Stated problem
Print the data exactly, leaving nothing out.

Some records
________________________________________
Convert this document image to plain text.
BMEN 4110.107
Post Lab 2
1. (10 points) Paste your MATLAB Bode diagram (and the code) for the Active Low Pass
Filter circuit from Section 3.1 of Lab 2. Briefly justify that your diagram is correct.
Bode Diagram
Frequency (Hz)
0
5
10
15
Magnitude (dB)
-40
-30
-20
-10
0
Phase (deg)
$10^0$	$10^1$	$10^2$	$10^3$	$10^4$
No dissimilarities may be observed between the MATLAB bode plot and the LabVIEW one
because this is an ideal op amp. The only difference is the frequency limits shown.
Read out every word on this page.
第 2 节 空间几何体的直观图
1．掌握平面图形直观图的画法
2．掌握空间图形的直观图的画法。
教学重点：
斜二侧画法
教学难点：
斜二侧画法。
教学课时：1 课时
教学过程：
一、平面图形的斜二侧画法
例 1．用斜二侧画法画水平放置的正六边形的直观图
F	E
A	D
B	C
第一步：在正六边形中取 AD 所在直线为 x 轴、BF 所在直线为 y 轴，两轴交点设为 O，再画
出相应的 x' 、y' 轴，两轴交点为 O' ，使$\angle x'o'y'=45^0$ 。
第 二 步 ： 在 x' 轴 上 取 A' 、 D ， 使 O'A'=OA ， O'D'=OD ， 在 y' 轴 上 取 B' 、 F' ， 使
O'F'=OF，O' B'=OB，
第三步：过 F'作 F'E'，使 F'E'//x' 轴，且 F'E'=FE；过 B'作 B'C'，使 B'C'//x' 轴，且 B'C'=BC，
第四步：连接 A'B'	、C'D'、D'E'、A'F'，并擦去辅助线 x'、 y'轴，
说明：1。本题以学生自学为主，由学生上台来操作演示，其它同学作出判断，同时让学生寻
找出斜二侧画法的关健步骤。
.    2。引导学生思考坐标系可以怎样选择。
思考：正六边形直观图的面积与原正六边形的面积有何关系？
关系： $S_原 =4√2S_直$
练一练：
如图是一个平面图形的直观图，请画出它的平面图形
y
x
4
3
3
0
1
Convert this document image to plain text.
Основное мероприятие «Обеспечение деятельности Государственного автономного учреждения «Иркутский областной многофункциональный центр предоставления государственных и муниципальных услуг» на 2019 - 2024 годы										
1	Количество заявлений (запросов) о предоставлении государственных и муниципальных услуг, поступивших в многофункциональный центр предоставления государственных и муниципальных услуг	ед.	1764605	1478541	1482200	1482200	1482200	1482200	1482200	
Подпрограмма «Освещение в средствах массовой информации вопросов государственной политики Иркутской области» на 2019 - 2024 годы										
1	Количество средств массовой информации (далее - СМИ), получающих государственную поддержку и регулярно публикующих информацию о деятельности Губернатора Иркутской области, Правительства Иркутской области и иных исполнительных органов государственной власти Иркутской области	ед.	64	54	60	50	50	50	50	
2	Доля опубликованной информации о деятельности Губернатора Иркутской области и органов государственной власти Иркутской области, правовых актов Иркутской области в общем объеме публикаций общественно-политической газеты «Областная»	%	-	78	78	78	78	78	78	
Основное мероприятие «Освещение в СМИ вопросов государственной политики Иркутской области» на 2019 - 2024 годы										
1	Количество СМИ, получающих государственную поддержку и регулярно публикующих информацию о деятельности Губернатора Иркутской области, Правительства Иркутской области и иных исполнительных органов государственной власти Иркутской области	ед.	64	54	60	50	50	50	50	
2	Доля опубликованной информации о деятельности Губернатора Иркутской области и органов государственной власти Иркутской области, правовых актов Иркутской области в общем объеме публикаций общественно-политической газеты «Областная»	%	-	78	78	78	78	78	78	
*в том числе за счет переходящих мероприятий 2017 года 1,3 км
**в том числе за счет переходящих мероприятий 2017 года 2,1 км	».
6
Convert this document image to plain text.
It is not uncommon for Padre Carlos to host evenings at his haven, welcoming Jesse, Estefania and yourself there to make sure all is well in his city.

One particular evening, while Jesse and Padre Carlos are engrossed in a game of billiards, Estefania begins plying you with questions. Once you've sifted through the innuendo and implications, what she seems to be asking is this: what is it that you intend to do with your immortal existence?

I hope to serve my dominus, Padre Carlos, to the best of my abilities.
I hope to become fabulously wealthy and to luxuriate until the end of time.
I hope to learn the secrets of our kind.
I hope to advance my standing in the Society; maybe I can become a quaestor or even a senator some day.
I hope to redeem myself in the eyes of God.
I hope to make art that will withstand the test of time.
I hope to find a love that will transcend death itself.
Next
________________________________________
Answer for this exercise
Convert this document image to plain text.
BMEN 4110.107
Post Lab 2
1. (10 points) Paste your MATLAB Bode diagram (and the code) for the Active Low Pass
Filter circuit from Section 3.1 of Lab 2. Briefly justify that your diagram is correct.
Bode Diagram
Frequency (Hz)
0
5
10
15
Magnitude (dB)
-40
-30
-20
-10
0
Phase (deg)
$10^0$	$10^1$	$10^2$	$10^3$	$10^4$
No dissimilarities may be observed between the MATLAB bode plot and the LabVIEW one
because this is an ideal op amp. The only difference is the frequency limits shown.
Read out every word on this page.
第 2 节 空间几何体的直观图
1．掌握平面图形直观图的画法
2．掌握空间图形的直观图的画法。
教学重点：
斜二侧画法
教学难点：
斜二侧画法。
教学课时：1 课时
教学过程：
一、平面图形的斜二侧画法
例 1．用斜二侧画法画水平放置的正六边形的直观图
F	E
A	D
B	C
第一步：在正六边形中取 AD 所在直线为 x 轴、BF 所在直线为 y 轴，两轴交点设为 O，再画
出相应的 x' 、y' 轴，两轴交点为 O' ，使$\angle x'o'y'=45^0$ 。
第 二 步 ： 在 x' 轴 上 取 A' 、 D ， 使 O'A'=OA ， O'D'=OD ， 在 y' 轴 上 取 B' 、 F' ， 使
O'F'=OF，O' B'=OB，
第三步：过 F'作 F'E'，使 F'E'//x' 轴，且 F'E'=FE；过 B'作 B'C'，使 B'C'//x' 轴，且 B'C'=BC，
第四步：连接 A'B'	、C'D'、D'E'、A'F'，并擦去辅助线 x'、 y'轴，
说明：1。本题以学生自学为主，由学生上台来操作演示，其它同学作出判断，同时让学生寻
找出斜二侧画法的关健步骤。
.    2。引导学生思考坐标系可以怎样选择。
思考：正六边形直观图的面积与原正六边形的面积有何关系？
关系： $S_原 =4√2S_直$
练一练：
如图是一个平面图形的直观图，请画出它的平面图形
y
x
4
3
3
0
1
Convert this document image to plain text.
Основное мероприятие «Обеспечение деятельности Государственного автономного учреждения «Иркутский областной многофункциональный центр предоставления государственных и муниципальных услуг» на 2019 - 2024 годы										
1	Количество заявлений (запросов) о предоставлении государственных и муниципальных услуг, поступивших в многофункциональный центр предоставления государственных и муниципальных услуг	ед.	1764605	1478541	1482200	1482200	1482200	1482200	1482200	
Подпрограмма «Освещение в средствах массовой информации вопросов государственной политики Иркутской области» на 2019 - 2024 годы										
1	Количество средств массовой информации (далее - СМИ), получающих государственную поддержку и регулярно публикующих информацию о деятельности Губернатора Иркутской области, Правительства Иркутской области и иных исполнительных органов государственной власти Иркутской области	ед.	64	54	60	50	50	50	50	
2	Доля опубликованной информации о деятельности Губернатора Иркутской области и органов государственной власти Иркутской области, правовых актов Иркутской области в общем объеме публикаций общественно-политической газеты «Областная»	%	-	78	78	78	78	78	78	
Основное мероприятие «Освещение в СМИ вопросов государственной политики Иркутской области» на 2019 - 2024 годы										
1	Количество СМИ, получающих государственную поддержку и регулярно публикующих информацию о деятельности Губернатора Иркутской области, Правительства Иркутской области и иных исполнительных органов государственной власти Иркутской области	ед.	64	54	60	50	50	50	50	
2	Доля опубликованной информации о деятельности Губернатора Иркутской области и органов государственной власти Иркутской области, правовых актов Иркутской области в общем объеме публикаций общественно-политической газеты «Областная»	%	-	78	78	78	78	78	78	
*в том числе за счет переходящих мероприятий 2017 года 1,3 км
**в том числе за счет переходящих мероприятий 2017 года 2,1 км	».
6
Convert this document image to plain text.
It is not uncommon for Padre Carlos to host evenings at his haven, welcoming Jesse, Estefania and yourself there to make sure all is well in his city.

One particular evening, while Jesse and Padre Carlos are engrossed in a game of billiards, Estefania begins plying you with questions. Once you've sifted through the innuendo and implications, what she seems to be asking is this: what is it that you intend to do with your immortal existence?

I hope to serve my dominus, Padre Carlos, to the best of my abilities.
I hope to become fabulously wealthy and to luxuriate until the end of time.
I hope to learn the secrets of our kind.
I hope to advance my standing in the Society; maybe I can become a quaestor or even a senator some day.
I hope to redeem myself in the eyes of God.
I hope to make art that will withstand the test of time.
I hope to find a love that will transcend death itself.
Next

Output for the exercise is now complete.